Take every line where the string "label" appears and copy it.

»»

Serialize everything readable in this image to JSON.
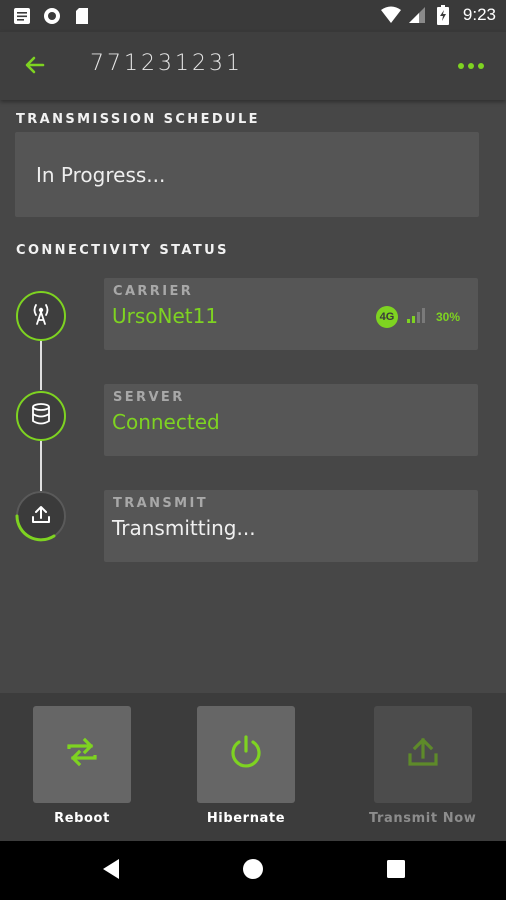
{
  "status_bar": {
    "time": "9:23",
    "left_icons": [
      "notification-list-icon",
      "record-icon",
      "sd-card-icon"
    ],
    "right_icons": [
      "wifi-icon",
      "cell-signal-icon",
      "battery-charging-icon"
    ]
  },
  "app_bar": {
    "title": "771231231",
    "back_icon": "arrow-left-icon",
    "more_icon": "more-horizontal-icon"
  },
  "schedule": {
    "section_title": "TRANSMISSION SCHEDULE",
    "status": "In Progress..."
  },
  "connectivity": {
    "section_title": "CONNECTIVITY STATUS",
    "carrier": {
      "label": "CARRIER",
      "value": "UrsoNet11",
      "network_badge": "4G",
      "signal_percent": "30%",
      "icon": "antenna-icon"
    },
    "server": {
      "label": "SERVER",
      "value": "Connected",
      "icon": "database-icon"
    },
    "transmit": {
      "label": "TRANSMIT",
      "value": "Transmitting...",
      "icon": "upload-icon"
    }
  },
  "actions": [
    {
      "label": "Reboot",
      "icon": "swap-arrows-icon",
      "enabled": true
    },
    {
      "label": "Hibernate",
      "icon": "power-icon",
      "enabled": true
    },
    {
      "label": "Transmit Now",
      "icon": "upload-icon",
      "enabled": false
    }
  ],
  "nav_bar": {
    "back_icon": "nav-back-icon",
    "home_icon": "nav-home-icon",
    "recents_icon": "nav-recents-icon"
  },
  "colors": {
    "accent": "#7ed321",
    "background": "#474747",
    "card": "#555555"
  }
}
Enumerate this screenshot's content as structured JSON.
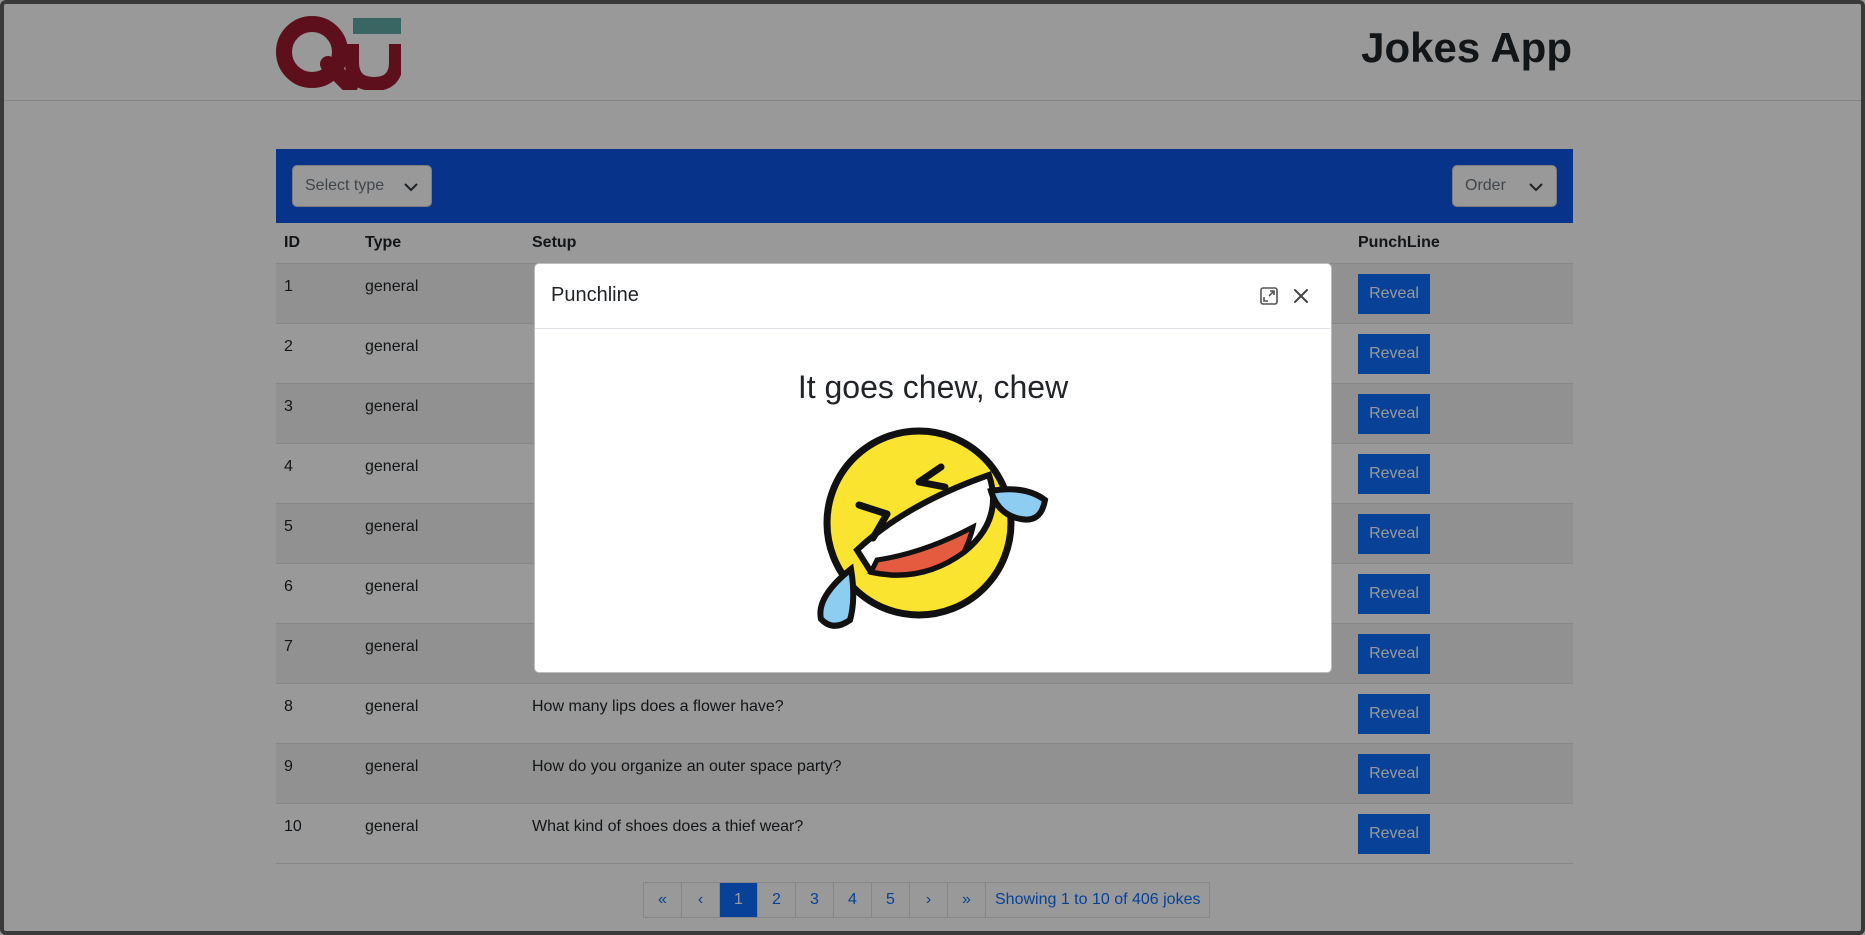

««

WORKED ANSWER
      "label": "CARRIER",
      "label": "SERVER",
      "label": "TRANSMIT",
      "label": "Reboot",
      "label": "Hibernate",
      "label": "Transmit Now",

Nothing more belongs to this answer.